_Extracted material_
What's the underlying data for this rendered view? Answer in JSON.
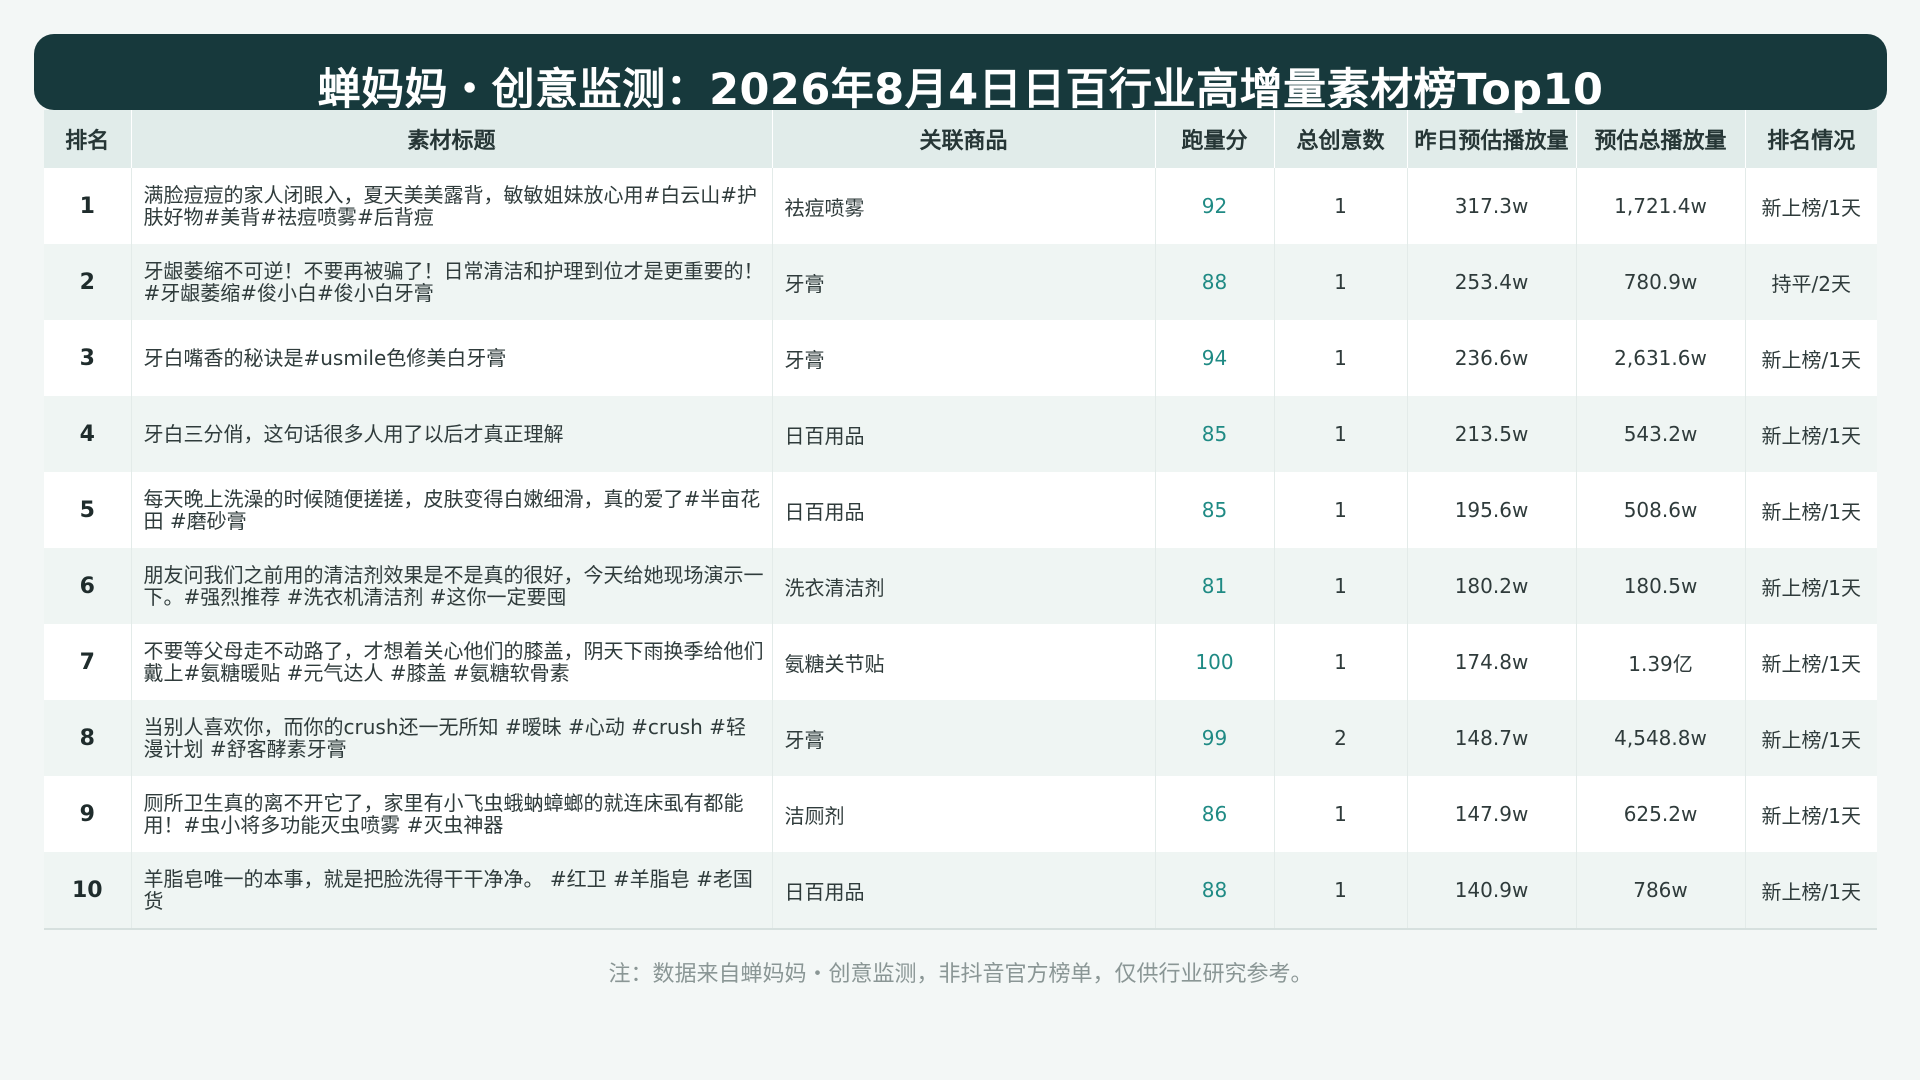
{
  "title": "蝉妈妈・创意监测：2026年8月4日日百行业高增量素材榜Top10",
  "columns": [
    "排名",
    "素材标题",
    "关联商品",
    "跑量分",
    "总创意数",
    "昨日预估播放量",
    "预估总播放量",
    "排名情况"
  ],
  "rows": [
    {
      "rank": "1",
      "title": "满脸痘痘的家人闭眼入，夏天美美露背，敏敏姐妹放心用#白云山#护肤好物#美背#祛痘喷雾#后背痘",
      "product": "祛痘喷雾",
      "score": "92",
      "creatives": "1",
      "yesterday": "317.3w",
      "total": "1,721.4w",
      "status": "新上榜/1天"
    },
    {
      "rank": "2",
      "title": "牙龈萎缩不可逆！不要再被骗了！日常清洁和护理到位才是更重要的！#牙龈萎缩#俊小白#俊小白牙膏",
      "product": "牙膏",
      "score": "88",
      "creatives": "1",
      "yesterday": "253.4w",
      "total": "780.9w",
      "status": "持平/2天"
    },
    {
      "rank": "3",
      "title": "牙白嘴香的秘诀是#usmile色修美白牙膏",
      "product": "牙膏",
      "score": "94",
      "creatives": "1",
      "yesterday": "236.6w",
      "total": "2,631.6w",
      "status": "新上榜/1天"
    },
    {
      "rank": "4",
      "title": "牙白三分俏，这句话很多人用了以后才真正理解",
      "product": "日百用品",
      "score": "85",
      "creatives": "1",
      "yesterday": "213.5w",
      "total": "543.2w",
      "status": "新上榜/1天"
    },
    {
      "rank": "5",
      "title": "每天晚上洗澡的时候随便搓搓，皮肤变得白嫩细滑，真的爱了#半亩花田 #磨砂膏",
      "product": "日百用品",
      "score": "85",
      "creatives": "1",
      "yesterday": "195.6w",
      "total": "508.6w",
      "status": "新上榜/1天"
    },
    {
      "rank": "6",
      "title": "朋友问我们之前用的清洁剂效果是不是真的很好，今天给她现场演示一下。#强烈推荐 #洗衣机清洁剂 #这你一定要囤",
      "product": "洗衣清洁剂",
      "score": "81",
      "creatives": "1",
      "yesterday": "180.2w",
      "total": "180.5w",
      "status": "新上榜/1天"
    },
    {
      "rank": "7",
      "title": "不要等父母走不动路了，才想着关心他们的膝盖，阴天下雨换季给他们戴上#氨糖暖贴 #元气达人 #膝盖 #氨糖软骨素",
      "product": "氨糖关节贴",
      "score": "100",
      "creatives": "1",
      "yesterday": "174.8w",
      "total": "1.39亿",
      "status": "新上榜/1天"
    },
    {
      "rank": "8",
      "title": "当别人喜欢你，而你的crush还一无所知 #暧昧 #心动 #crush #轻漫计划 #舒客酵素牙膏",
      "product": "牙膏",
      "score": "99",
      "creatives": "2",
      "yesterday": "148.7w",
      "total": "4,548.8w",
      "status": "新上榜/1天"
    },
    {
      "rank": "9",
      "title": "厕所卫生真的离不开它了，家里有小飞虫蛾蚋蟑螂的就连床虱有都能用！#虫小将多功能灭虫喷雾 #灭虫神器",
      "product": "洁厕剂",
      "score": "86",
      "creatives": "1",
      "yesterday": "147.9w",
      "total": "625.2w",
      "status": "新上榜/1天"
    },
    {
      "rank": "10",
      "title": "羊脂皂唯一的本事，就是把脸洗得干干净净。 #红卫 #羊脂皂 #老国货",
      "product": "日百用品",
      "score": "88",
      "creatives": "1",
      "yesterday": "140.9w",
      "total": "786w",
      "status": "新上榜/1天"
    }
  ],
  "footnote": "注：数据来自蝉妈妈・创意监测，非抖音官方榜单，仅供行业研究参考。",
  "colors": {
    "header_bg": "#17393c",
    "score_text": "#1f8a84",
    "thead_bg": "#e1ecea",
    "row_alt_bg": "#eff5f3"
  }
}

==

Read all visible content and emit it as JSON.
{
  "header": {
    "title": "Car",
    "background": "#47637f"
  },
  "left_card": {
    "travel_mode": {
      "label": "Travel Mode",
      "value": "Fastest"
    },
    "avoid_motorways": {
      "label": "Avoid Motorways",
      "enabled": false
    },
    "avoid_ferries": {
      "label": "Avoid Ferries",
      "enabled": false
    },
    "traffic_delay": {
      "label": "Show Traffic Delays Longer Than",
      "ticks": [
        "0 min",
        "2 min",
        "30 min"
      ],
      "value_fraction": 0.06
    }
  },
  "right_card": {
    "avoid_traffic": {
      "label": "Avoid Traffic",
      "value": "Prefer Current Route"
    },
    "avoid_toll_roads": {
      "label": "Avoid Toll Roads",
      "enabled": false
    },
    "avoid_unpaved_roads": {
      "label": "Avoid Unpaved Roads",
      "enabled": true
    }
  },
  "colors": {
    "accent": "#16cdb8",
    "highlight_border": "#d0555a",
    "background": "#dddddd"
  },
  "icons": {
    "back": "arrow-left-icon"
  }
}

...

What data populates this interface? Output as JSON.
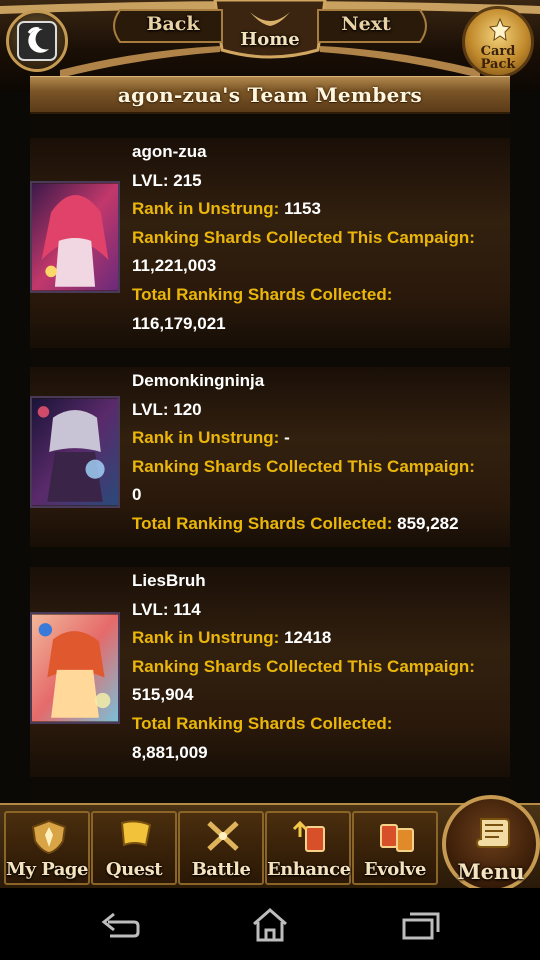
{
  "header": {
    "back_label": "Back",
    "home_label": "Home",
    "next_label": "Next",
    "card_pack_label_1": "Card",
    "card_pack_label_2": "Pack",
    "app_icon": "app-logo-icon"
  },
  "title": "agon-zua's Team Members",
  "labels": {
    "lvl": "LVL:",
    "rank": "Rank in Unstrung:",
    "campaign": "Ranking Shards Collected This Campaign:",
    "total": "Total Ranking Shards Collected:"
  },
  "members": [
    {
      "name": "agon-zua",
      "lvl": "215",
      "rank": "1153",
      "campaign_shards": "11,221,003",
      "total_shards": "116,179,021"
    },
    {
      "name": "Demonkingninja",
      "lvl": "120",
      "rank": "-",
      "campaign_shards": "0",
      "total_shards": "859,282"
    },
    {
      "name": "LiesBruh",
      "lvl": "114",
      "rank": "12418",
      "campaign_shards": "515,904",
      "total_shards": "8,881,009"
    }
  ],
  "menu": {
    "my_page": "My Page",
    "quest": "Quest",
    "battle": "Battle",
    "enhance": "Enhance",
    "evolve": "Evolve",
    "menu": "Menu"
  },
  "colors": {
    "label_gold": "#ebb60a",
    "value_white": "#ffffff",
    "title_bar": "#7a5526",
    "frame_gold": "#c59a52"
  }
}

_Goal of the exercise_
Go through the material line by line. Show each line that contains the string "background".

_Written solution_
    "background": "#47637f"
    "background": "#dddddd"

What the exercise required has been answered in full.